* _TASK STATEMENT_: In the entries below, locate the line with "What's the underlying", then give again that line and all lines after it, exactly, with pictures omitted.

* _RECORD LIST_:
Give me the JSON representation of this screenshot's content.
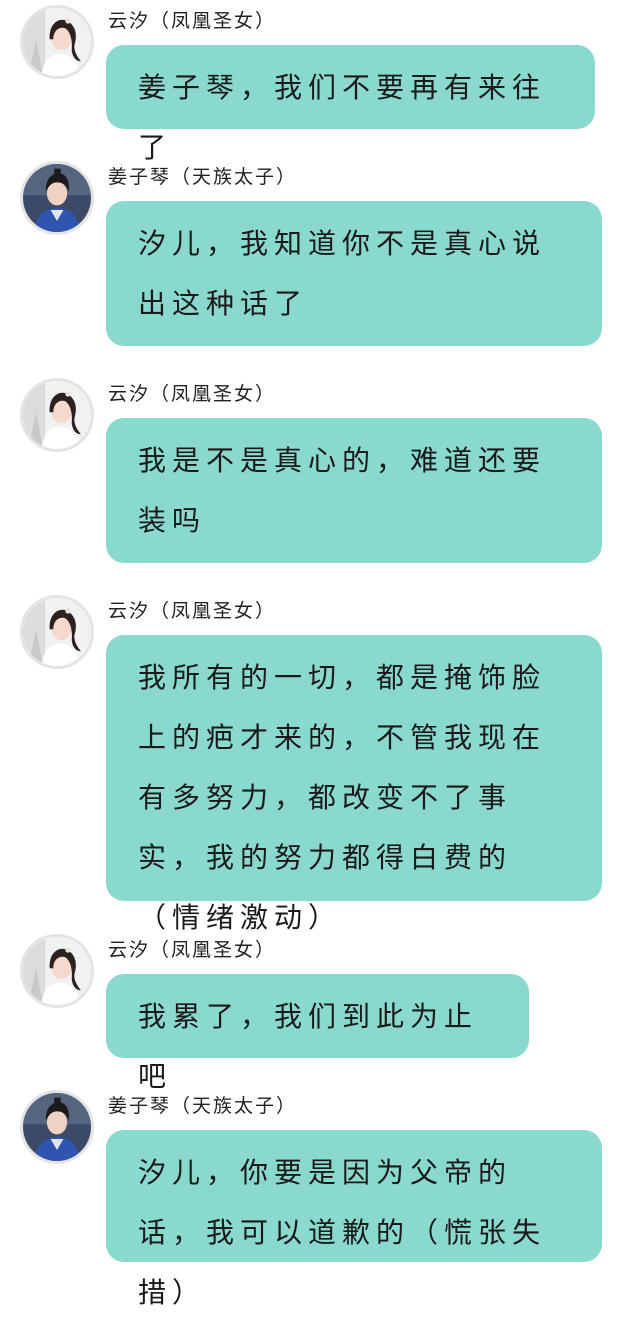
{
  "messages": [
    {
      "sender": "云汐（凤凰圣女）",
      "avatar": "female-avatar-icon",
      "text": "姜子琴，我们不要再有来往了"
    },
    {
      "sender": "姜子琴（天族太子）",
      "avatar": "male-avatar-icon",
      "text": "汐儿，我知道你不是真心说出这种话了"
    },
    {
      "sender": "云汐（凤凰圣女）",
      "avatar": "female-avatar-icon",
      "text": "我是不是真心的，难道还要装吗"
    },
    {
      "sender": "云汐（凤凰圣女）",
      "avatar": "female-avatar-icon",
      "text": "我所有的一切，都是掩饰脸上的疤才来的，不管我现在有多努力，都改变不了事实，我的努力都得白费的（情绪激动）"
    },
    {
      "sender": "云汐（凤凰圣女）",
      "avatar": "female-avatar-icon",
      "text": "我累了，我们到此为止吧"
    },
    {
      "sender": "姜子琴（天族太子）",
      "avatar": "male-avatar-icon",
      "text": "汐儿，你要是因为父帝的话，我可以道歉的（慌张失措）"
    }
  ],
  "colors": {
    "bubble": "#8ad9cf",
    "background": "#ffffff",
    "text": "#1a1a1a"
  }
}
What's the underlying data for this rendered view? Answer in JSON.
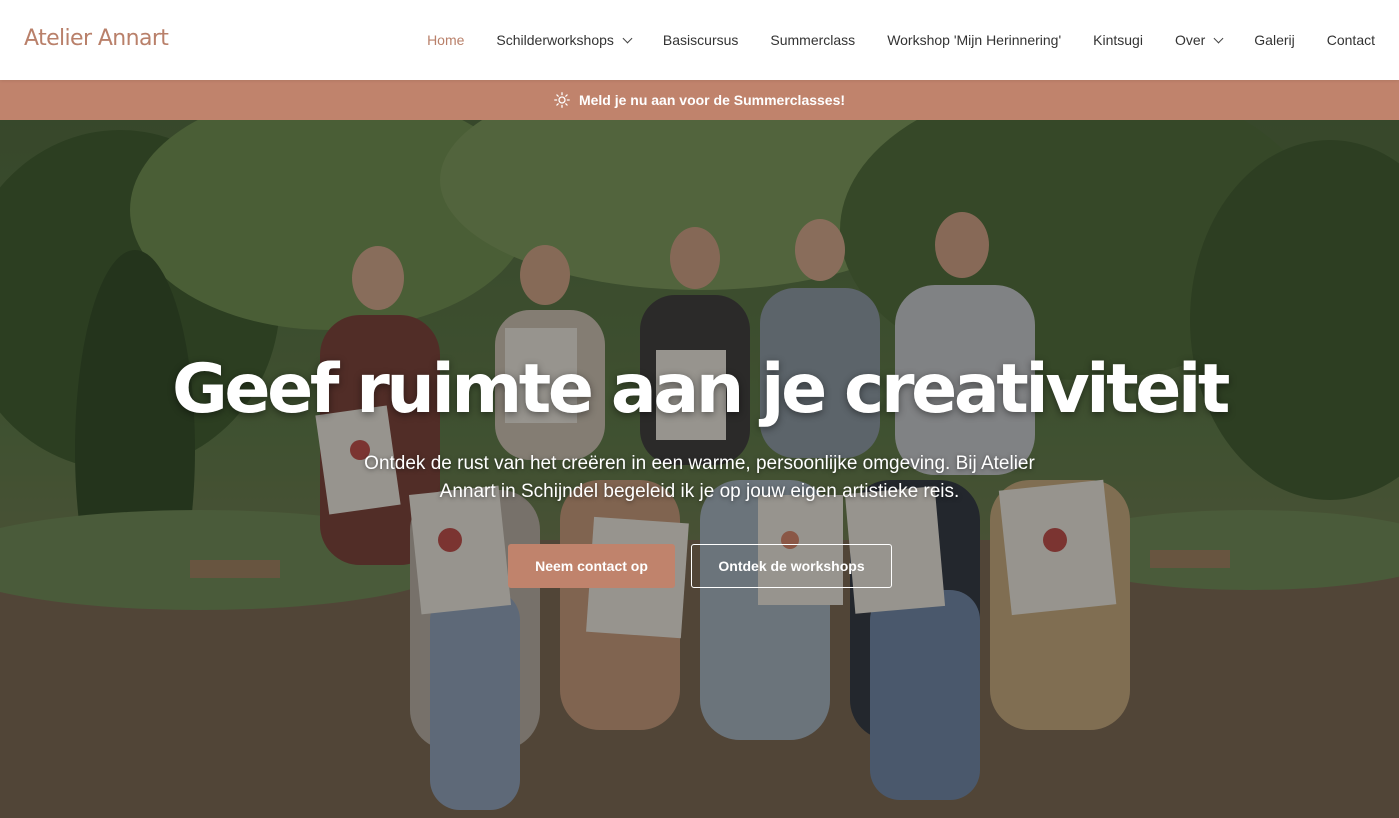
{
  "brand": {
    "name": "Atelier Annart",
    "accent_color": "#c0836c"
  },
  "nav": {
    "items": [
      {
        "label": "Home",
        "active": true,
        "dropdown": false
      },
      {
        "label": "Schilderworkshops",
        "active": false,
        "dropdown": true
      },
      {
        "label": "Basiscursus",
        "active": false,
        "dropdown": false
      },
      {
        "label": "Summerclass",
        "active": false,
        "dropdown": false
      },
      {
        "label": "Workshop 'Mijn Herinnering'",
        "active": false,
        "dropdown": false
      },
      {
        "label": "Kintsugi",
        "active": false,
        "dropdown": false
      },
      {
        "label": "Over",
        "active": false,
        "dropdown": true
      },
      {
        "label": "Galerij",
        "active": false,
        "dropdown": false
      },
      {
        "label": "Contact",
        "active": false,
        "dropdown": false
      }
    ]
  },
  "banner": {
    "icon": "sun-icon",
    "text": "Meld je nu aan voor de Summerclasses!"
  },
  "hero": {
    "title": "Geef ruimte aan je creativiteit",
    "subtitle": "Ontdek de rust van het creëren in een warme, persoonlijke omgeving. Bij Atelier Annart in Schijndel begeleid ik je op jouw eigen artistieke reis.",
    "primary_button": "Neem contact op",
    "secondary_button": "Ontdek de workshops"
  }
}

* _EXERCISE RESPONSE_:
What's the underlying data for this rendered view? Answer in JSON.
{
  "brand": {
    "name": "Atelier Annart",
    "accent_color": "#c0836c"
  },
  "nav": {
    "items": [
      {
        "label": "Home",
        "active": true,
        "dropdown": false
      },
      {
        "label": "Schilderworkshops",
        "active": false,
        "dropdown": true
      },
      {
        "label": "Basiscursus",
        "active": false,
        "dropdown": false
      },
      {
        "label": "Summerclass",
        "active": false,
        "dropdown": false
      },
      {
        "label": "Workshop 'Mijn Herinnering'",
        "active": false,
        "dropdown": false
      },
      {
        "label": "Kintsugi",
        "active": false,
        "dropdown": false
      },
      {
        "label": "Over",
        "active": false,
        "dropdown": true
      },
      {
        "label": "Galerij",
        "active": false,
        "dropdown": false
      },
      {
        "label": "Contact",
        "active": false,
        "dropdown": false
      }
    ]
  },
  "banner": {
    "icon": "sun-icon",
    "text": "Meld je nu aan voor de Summerclasses!"
  },
  "hero": {
    "title": "Geef ruimte aan je creativiteit",
    "subtitle": "Ontdek de rust van het creëren in een warme, persoonlijke omgeving. Bij Atelier Annart in Schijndel begeleid ik je op jouw eigen artistieke reis.",
    "primary_button": "Neem contact op",
    "secondary_button": "Ontdek de workshops"
  }
}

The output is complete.